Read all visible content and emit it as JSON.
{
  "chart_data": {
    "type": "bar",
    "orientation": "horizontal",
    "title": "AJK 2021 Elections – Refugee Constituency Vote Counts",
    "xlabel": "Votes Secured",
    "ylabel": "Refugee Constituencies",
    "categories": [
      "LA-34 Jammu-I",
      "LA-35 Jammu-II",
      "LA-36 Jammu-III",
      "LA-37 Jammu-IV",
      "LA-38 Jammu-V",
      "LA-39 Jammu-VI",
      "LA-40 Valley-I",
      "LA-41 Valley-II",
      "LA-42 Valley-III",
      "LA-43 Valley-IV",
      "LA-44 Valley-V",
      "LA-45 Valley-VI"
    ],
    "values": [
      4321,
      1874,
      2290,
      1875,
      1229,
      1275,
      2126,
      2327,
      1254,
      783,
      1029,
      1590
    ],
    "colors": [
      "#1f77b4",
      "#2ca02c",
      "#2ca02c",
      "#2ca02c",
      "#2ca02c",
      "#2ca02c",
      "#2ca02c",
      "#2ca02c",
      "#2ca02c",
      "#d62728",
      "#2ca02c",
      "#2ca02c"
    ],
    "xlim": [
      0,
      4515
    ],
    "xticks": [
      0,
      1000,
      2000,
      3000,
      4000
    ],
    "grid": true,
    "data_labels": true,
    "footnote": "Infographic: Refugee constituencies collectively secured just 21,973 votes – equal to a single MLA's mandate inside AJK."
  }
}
== == ==
* WHAT IS ASKED:
Write out all of the records once more, exactly.

* PROBLEM SOLUTION:
Read all visible content and emit it as JSON.
{
  "chart_data": {
    "type": "bar",
    "orientation": "horizontal",
    "title": "AJK 2021 Elections – Refugee Constituency Vote Counts",
    "xlabel": "Votes Secured",
    "ylabel": "Refugee Constituencies",
    "categories": [
      "LA-34 Jammu-I",
      "LA-35 Jammu-II",
      "LA-36 Jammu-III",
      "LA-37 Jammu-IV",
      "LA-38 Jammu-V",
      "LA-39 Jammu-VI",
      "LA-40 Valley-I",
      "LA-41 Valley-II",
      "LA-42 Valley-III",
      "LA-43 Valley-IV",
      "LA-44 Valley-V",
      "LA-45 Valley-VI"
    ],
    "values": [
      4321,
      1874,
      2290,
      1875,
      1229,
      1275,
      2126,
      2327,
      1254,
      783,
      1029,
      1590
    ],
    "colors": [
      "#1f77b4",
      "#2ca02c",
      "#2ca02c",
      "#2ca02c",
      "#2ca02c",
      "#2ca02c",
      "#2ca02c",
      "#2ca02c",
      "#2ca02c",
      "#d62728",
      "#2ca02c",
      "#2ca02c"
    ],
    "xlim": [
      0,
      4515
    ],
    "xticks": [
      0,
      1000,
      2000,
      3000,
      4000
    ],
    "grid": true,
    "data_labels": true,
    "footnote": "Infographic: Refugee constituencies collectively secured just 21,973 votes – equal to a single MLA's mandate inside AJK."
  }
}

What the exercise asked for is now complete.